Exercise directions:
Repeat the listing in full, preserving every character.

start Listing

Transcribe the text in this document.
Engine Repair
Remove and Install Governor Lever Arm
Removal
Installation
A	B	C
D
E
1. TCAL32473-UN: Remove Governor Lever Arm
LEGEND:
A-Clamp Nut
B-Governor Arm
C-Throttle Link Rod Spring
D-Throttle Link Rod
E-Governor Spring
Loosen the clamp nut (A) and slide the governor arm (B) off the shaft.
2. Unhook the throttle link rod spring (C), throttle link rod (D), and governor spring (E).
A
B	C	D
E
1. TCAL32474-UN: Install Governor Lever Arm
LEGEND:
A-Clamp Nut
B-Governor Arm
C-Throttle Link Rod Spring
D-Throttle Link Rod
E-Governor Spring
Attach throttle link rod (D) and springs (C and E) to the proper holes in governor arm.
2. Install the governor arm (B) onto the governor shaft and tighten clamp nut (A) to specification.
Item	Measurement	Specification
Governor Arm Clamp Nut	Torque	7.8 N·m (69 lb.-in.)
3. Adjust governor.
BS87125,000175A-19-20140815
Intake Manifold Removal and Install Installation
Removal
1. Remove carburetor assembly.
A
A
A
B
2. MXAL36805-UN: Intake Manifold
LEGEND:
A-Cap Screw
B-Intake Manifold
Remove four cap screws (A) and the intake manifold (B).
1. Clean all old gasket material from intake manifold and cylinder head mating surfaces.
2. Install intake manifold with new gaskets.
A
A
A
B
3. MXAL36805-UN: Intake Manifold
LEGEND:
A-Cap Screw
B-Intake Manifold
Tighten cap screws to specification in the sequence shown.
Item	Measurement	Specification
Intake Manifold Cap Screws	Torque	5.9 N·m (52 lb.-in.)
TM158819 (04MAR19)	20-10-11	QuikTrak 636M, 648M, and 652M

end Listing

Exercise result:
Transcribe the text in this document.
Engine Repair
Remove and Install Governor Lever Arm
Removal
Installation
A	B	C
D
E
1. TCAL32473-UN: Remove Governor Lever Arm
LEGEND:
A-Clamp Nut
B-Governor Arm
C-Throttle Link Rod Spring
D-Throttle Link Rod
E-Governor Spring
Loosen the clamp nut (A) and slide the governor arm (B) off the shaft.
2. Unhook the throttle link rod spring (C), throttle link rod (D), and governor spring (E).
A
B	C	D
E
1. TCAL32474-UN: Install Governor Lever Arm
LEGEND:
A-Clamp Nut
B-Governor Arm
C-Throttle Link Rod Spring
D-Throttle Link Rod
E-Governor Spring
Attach throttle link rod (D) and springs (C and E) to the proper holes in governor arm.
2. Install the governor arm (B) onto the governor shaft and tighten clamp nut (A) to specification.
Item	Measurement	Specification
Governor Arm Clamp Nut	Torque	7.8 N·m (69 lb.-in.)
3. Adjust governor.
BS87125,000175A-19-20140815
Intake Manifold Removal and Install Installation
Removal
1. Remove carburetor assembly.
A
A
A
B
2. MXAL36805-UN: Intake Manifold
LEGEND:
A-Cap Screw
B-Intake Manifold
Remove four cap screws (A) and the intake manifold (B).
1. Clean all old gasket material from intake manifold and cylinder head mating surfaces.
2. Install intake manifold with new gaskets.
A
A
A
B
3. MXAL36805-UN: Intake Manifold
LEGEND:
A-Cap Screw
B-Intake Manifold
Tighten cap screws to specification in the sequence shown.
Item	Measurement	Specification
Intake Manifold Cap Screws	Torque	5.9 N·m (52 lb.-in.)
TM158819 (04MAR19)	20-10-11	QuikTrak 636M, 648M, and 652M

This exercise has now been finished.